● Work instructions:
From the listing below, extract each line containing the string "houses".

(Extracts from a graphics dataset)

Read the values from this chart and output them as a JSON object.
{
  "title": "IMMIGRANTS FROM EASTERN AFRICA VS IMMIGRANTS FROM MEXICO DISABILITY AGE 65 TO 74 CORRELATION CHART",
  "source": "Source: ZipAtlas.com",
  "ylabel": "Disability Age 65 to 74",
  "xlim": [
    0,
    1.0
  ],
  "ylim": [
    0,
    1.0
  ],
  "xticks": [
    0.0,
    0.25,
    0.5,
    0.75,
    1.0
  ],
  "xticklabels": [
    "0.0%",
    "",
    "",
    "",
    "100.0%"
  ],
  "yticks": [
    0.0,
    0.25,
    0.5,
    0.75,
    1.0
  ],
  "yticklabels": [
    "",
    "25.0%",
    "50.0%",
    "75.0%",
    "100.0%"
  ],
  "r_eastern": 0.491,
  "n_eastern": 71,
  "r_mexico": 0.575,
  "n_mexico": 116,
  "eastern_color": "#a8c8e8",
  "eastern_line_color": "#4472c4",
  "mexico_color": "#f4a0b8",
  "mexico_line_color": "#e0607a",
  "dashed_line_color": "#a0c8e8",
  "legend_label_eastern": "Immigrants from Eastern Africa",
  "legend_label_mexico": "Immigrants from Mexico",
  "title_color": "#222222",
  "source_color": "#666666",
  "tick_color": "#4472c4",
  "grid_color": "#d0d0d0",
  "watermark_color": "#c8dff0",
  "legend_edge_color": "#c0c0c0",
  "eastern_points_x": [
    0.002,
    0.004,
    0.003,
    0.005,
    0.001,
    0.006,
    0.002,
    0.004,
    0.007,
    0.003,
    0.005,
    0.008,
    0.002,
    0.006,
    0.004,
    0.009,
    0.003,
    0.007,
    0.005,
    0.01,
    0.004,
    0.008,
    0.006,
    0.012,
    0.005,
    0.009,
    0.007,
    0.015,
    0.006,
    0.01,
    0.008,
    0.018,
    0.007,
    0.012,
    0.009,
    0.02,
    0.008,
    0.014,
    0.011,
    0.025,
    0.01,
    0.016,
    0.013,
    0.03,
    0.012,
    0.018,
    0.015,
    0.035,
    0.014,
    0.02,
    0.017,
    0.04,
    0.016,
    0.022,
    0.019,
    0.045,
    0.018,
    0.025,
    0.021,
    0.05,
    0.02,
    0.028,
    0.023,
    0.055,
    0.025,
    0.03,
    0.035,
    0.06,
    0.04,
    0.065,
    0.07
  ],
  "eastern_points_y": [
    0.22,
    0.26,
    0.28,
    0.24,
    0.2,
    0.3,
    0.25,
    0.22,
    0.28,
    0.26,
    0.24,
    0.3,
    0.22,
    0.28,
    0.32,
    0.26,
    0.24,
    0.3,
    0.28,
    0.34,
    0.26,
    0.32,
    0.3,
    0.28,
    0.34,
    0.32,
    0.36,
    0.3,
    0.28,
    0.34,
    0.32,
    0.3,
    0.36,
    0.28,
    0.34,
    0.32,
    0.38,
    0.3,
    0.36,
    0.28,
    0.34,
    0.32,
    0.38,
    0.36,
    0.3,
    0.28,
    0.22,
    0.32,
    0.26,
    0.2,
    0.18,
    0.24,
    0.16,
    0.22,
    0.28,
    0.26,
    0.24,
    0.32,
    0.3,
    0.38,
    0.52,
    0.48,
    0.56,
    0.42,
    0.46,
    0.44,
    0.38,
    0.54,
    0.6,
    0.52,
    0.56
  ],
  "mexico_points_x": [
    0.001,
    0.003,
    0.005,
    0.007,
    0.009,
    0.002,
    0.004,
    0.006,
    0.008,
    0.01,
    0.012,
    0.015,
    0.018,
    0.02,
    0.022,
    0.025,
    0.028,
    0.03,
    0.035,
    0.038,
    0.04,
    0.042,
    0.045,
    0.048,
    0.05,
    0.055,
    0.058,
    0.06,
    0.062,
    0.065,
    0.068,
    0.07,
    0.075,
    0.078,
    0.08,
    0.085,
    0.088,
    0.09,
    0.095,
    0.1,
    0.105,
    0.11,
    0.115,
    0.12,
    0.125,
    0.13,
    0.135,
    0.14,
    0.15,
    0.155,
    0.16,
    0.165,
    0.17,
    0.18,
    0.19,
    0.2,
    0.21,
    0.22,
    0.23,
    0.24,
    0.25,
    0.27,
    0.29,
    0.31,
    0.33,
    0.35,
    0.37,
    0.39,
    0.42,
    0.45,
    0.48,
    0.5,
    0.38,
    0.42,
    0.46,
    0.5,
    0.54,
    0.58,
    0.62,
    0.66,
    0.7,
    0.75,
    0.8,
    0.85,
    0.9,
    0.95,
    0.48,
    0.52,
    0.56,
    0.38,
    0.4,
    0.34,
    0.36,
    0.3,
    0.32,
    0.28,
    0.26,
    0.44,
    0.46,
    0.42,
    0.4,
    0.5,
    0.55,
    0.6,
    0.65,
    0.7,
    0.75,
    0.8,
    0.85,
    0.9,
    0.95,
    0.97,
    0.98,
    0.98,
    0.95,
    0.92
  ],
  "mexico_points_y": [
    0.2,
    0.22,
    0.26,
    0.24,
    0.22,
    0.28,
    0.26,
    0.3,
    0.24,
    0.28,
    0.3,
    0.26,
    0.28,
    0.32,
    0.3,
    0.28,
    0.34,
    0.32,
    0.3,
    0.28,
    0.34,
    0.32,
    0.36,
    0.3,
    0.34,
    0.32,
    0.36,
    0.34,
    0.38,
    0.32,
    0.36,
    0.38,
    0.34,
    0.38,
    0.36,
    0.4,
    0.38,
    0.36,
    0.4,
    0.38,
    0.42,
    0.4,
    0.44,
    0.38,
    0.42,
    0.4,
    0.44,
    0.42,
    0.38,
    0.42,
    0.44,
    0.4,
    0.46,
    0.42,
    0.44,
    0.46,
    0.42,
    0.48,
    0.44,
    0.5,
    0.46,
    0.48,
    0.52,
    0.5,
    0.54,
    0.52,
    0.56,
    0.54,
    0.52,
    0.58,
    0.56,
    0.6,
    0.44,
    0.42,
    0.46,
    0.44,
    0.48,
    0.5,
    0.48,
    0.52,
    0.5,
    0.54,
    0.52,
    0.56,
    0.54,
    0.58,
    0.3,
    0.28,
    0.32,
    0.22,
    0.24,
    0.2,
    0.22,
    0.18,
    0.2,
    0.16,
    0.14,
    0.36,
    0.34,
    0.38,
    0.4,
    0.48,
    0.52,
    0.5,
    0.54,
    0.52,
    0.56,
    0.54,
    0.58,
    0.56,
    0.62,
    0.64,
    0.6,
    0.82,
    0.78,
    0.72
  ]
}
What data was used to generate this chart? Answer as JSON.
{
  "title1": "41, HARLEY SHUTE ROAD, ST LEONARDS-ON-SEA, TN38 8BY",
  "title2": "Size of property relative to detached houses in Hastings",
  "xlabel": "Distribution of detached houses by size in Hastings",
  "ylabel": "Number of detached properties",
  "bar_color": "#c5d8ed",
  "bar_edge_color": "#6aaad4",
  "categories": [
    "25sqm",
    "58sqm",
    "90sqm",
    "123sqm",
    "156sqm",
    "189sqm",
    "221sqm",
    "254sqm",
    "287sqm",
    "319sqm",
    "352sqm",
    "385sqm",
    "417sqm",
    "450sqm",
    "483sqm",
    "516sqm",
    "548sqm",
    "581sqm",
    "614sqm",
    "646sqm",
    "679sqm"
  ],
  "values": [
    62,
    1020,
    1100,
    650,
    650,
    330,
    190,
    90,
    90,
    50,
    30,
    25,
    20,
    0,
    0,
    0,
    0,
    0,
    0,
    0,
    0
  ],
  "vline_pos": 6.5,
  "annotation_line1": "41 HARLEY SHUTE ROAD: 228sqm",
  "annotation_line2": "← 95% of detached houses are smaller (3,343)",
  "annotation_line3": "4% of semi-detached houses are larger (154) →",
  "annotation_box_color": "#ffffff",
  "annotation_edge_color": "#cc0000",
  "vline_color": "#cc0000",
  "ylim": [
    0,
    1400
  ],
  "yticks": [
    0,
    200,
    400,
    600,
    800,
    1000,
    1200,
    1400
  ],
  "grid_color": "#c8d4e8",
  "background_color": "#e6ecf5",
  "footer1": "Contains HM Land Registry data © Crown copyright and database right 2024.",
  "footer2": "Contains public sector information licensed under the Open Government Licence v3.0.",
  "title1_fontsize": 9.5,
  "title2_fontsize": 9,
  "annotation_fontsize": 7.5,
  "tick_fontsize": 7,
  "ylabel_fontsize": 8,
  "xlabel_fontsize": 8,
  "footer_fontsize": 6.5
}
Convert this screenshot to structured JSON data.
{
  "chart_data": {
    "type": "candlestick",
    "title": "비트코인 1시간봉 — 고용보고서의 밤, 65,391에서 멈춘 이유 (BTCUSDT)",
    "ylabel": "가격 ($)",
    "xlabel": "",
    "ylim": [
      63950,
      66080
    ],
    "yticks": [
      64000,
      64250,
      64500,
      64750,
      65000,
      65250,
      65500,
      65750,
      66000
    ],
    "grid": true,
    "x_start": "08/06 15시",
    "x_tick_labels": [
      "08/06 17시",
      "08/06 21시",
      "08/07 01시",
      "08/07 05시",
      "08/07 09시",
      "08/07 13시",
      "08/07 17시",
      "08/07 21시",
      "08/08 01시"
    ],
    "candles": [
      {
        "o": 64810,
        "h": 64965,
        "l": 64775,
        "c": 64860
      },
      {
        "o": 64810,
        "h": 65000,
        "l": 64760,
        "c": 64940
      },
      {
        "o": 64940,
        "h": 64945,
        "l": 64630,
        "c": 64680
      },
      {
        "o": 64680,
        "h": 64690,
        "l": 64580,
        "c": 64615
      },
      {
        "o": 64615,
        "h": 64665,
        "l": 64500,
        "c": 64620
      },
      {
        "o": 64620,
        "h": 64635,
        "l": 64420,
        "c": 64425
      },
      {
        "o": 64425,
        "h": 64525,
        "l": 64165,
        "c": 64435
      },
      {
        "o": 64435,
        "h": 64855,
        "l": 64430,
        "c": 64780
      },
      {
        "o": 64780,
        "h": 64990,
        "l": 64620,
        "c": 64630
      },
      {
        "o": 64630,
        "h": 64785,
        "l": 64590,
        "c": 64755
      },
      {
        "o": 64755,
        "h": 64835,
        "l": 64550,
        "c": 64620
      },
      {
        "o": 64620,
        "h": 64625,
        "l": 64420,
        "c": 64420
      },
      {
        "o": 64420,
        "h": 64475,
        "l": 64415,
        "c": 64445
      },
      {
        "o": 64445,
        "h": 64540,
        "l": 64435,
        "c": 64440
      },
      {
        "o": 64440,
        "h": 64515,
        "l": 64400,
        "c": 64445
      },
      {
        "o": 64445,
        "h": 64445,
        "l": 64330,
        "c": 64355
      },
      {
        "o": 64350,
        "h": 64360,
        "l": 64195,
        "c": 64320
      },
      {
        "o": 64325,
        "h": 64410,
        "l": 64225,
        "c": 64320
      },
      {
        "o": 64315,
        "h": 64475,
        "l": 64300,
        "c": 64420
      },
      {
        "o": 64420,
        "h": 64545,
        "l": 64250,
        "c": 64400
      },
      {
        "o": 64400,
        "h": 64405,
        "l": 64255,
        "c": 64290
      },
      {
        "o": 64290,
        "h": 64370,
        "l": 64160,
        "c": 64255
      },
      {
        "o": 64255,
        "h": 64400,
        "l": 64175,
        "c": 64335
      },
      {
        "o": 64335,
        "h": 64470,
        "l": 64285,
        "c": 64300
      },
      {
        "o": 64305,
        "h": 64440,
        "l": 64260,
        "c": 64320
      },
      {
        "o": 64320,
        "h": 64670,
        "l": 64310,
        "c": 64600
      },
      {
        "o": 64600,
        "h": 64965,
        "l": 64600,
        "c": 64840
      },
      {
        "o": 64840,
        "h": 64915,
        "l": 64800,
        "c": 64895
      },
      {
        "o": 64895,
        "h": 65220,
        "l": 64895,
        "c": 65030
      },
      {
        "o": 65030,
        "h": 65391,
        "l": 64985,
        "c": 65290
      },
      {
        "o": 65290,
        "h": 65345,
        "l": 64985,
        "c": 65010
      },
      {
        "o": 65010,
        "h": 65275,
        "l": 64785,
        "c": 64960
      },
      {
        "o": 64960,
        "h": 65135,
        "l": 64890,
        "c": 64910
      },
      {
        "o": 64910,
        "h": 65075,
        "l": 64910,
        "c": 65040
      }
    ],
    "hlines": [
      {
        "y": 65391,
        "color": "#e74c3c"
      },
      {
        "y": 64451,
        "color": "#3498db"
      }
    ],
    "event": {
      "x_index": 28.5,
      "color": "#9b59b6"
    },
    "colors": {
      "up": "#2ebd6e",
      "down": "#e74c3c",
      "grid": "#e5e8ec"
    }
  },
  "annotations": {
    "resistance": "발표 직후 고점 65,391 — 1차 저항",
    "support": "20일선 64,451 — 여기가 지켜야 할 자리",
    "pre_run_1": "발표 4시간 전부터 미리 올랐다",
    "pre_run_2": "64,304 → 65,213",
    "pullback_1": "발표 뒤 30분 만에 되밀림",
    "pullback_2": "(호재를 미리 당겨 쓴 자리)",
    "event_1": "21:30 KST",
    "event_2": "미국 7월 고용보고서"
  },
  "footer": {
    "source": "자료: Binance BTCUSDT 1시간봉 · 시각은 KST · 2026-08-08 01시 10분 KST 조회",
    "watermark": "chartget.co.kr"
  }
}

● Task answer:
  "title2": "Size of property relative to detached houses in Hastings",
  "xlabel": "Distribution of detached houses by size in Hastings",
  "annotation_line2": "← 95% of detached houses are smaller (3,343)",
  "annotation_line3": "4% of semi-detached houses are larger (154) →",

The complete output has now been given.